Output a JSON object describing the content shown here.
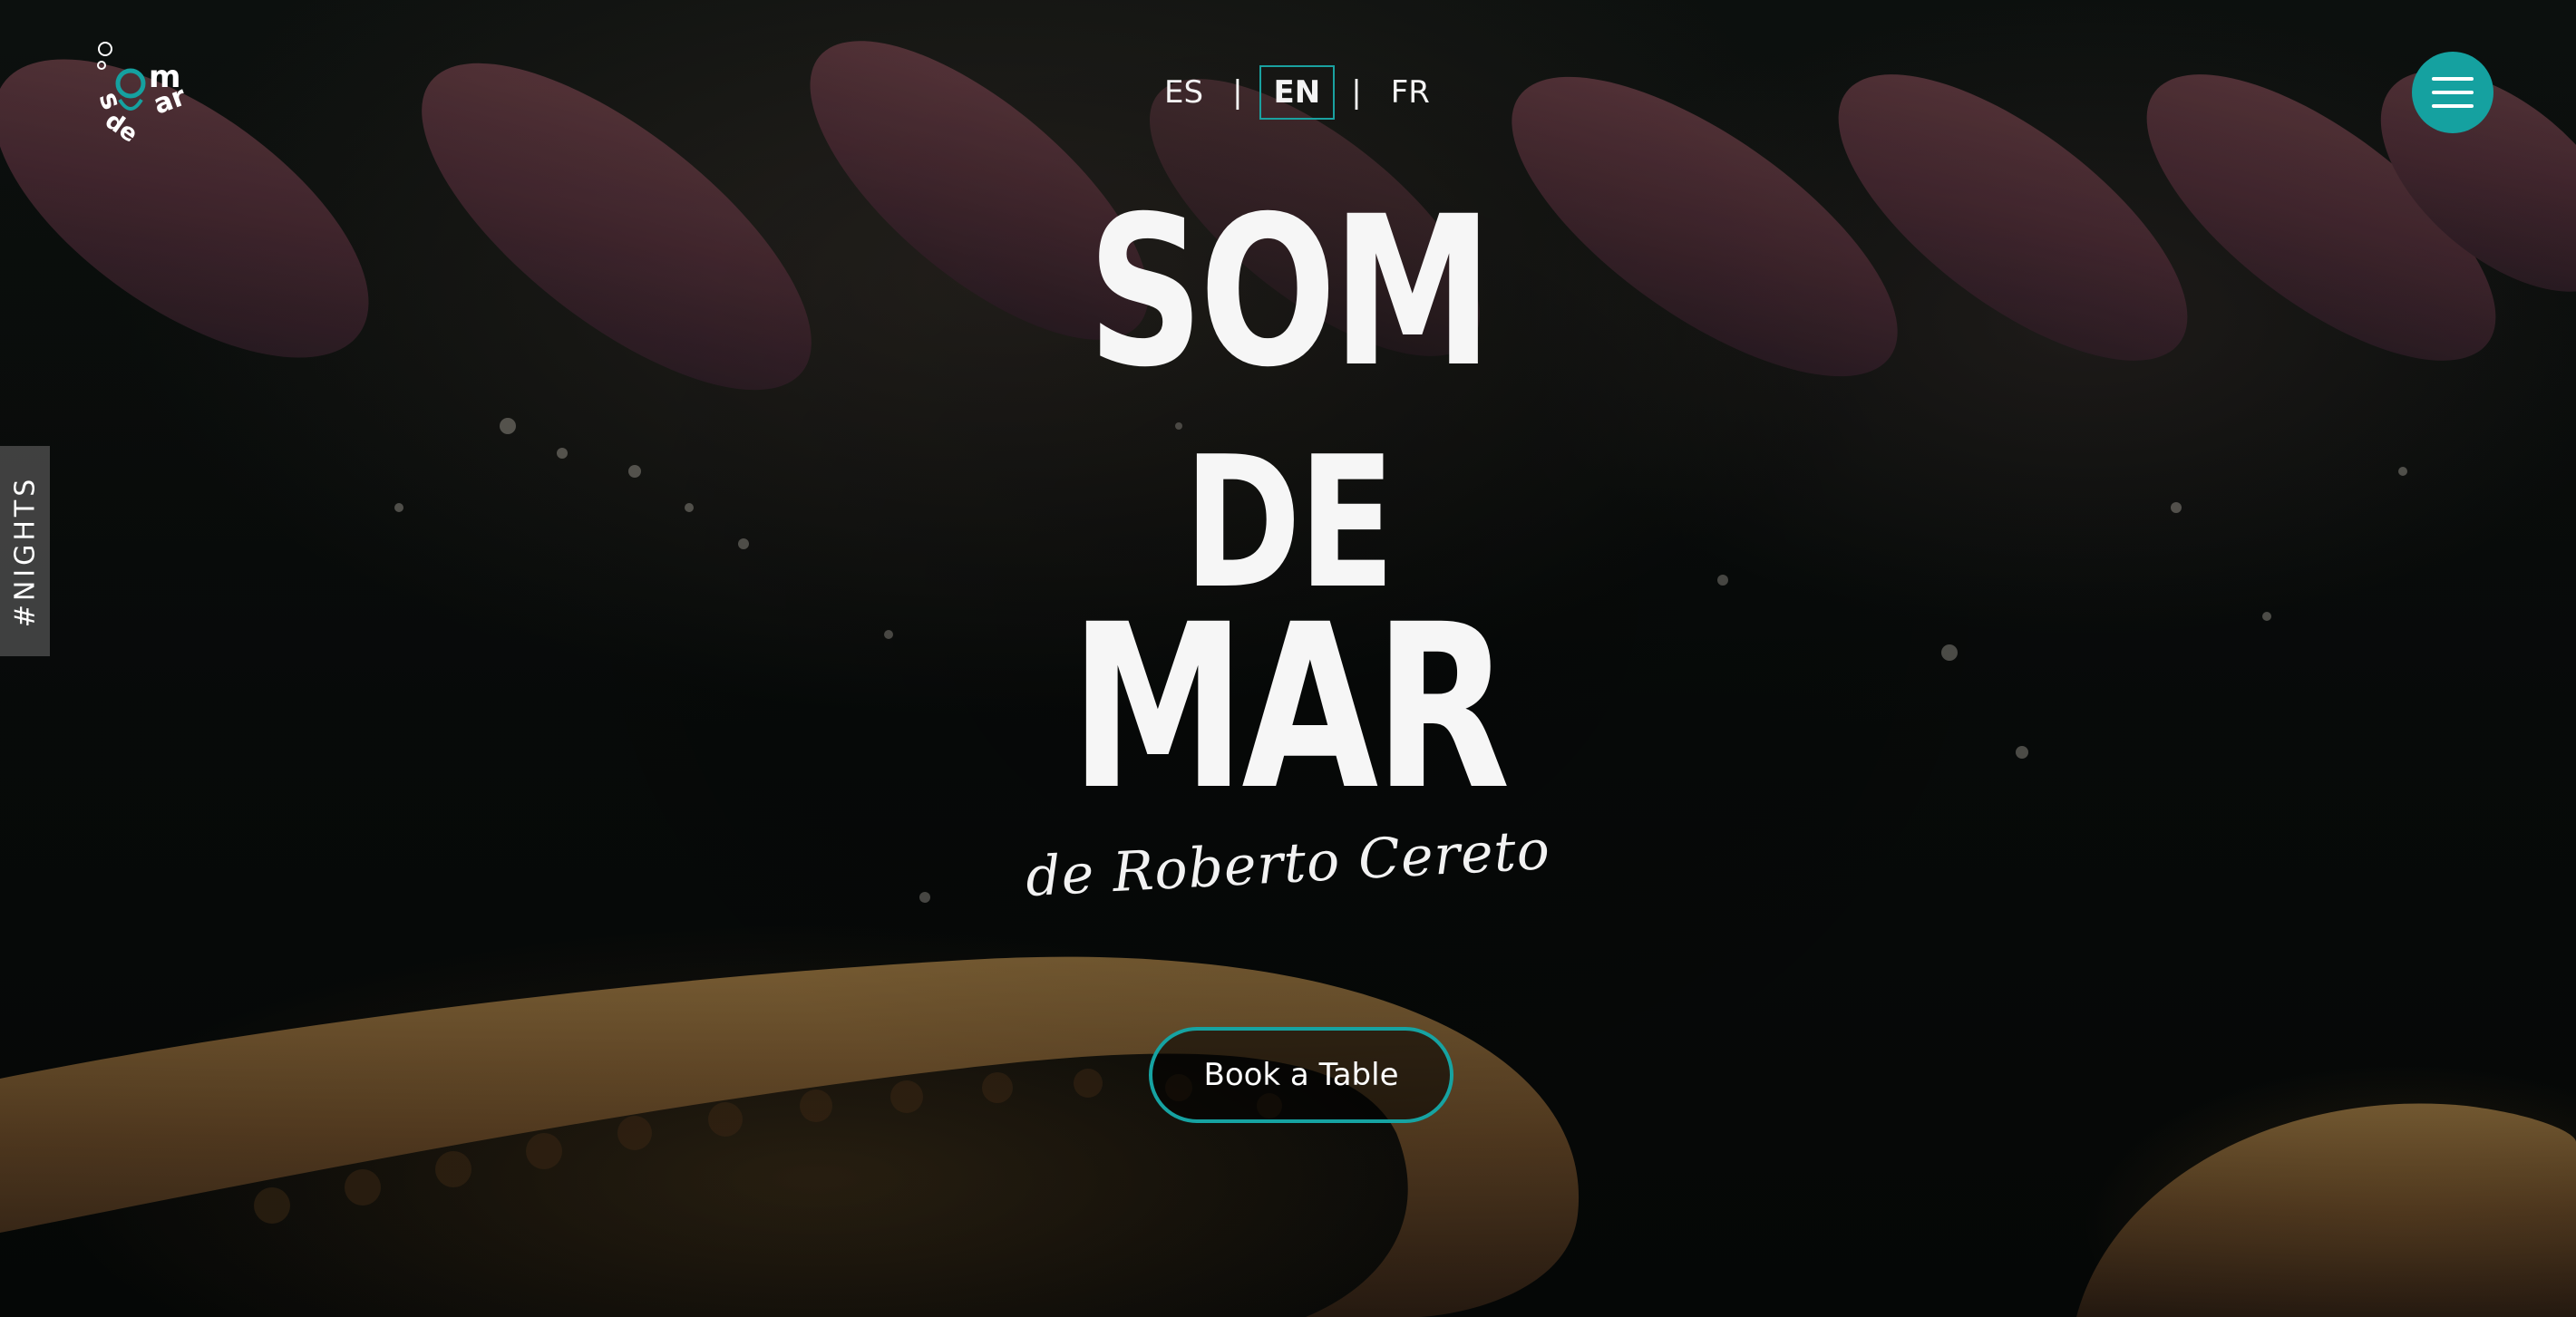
{
  "header": {
    "logo_alt": "Som de Mar",
    "languages": [
      {
        "code": "ES",
        "active": false
      },
      {
        "code": "EN",
        "active": true
      },
      {
        "code": "FR",
        "active": false
      }
    ],
    "separator": "|",
    "menu_icon": "hamburger-menu-icon"
  },
  "side_tab": {
    "label": "#NIGHTS"
  },
  "hero": {
    "title_line1": "SOM",
    "title_line2": "DE",
    "title_line3": "MAR",
    "subtitle": "de Roberto Cereto",
    "cta_label": "Book a Table"
  },
  "colors": {
    "accent": "#15a1a0",
    "text": "#f6f6f6",
    "background": "#050706"
  }
}
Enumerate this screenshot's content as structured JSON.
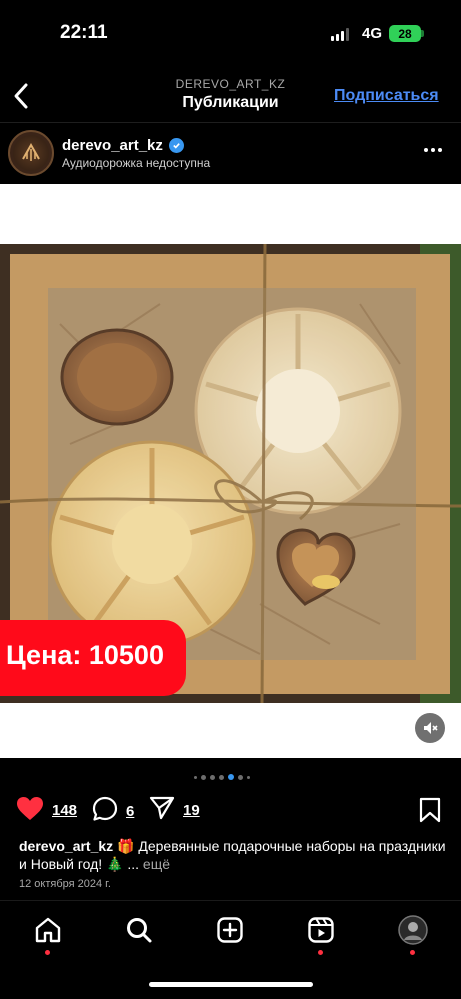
{
  "status_bar": {
    "time": "22:11",
    "network": "4G",
    "battery": "28"
  },
  "header": {
    "username": "DEREVO_ART_KZ",
    "title": "Публикации",
    "subscribe_label": "Подписаться"
  },
  "post": {
    "username": "derevo_art_kz",
    "subtitle": "Аудиодорожка недоступна",
    "price_overlay": "Цена: 10500",
    "likes": "148",
    "comments": "6",
    "shares": "19",
    "caption_username": "derevo_art_kz",
    "caption_text": " 🎁 Деревянные подарочные наборы на праздники и Новый год! 🎄 ... ",
    "caption_more": "ещё",
    "date": "12 октября 2024 г."
  },
  "carousel": {
    "count": 7,
    "active_index": 4
  },
  "icons": {
    "back": "chevron-left-icon",
    "verified": "verified-badge-icon",
    "more": "more-options-icon",
    "mute": "speaker-muted-icon",
    "like": "heart-icon",
    "comment": "comment-icon",
    "share": "send-icon",
    "save": "bookmark-icon",
    "nav": [
      "home-icon",
      "search-icon",
      "create-icon",
      "reels-icon",
      "profile-avatar"
    ]
  },
  "colors": {
    "accent": "#4c8bf5",
    "like": "#ff3040",
    "price_tag": "#ff0a1a",
    "battery": "#30d158"
  }
}
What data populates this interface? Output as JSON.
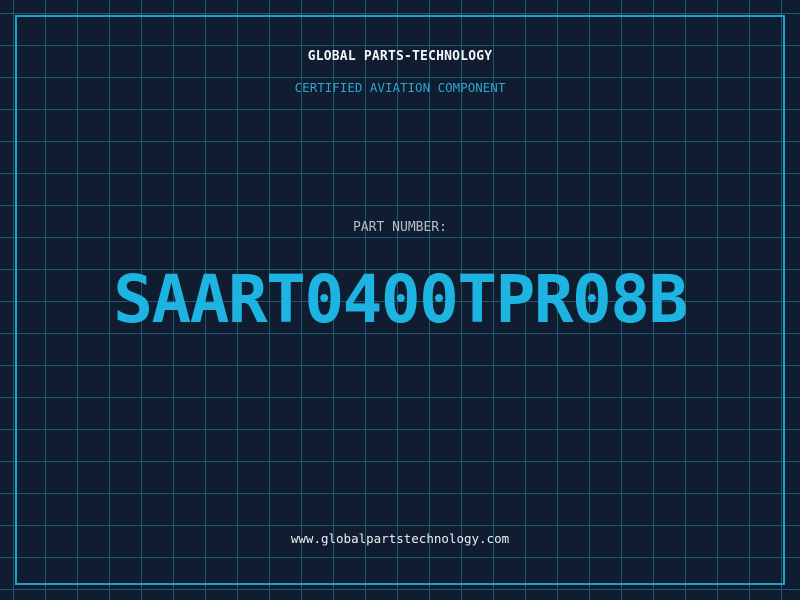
{
  "header": {
    "company": "GLOBAL PARTS-TECHNOLOGY",
    "subtitle": "CERTIFIED AVIATION COMPONENT"
  },
  "part": {
    "label": "PART NUMBER:",
    "number": "SAART0400TPR08B"
  },
  "footer": {
    "website": "www.globalpartstechnology.com"
  },
  "colors": {
    "background": "#101c30",
    "grid": "#266987",
    "border": "#1e9fcf",
    "accent": "#1eb4e2",
    "subtitle": "#2aa6cf",
    "label": "#b6bfca",
    "text": "#f2f4f7"
  }
}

______

Reply with the number of lines in the data that include the string "subtitle" and nothing else.

4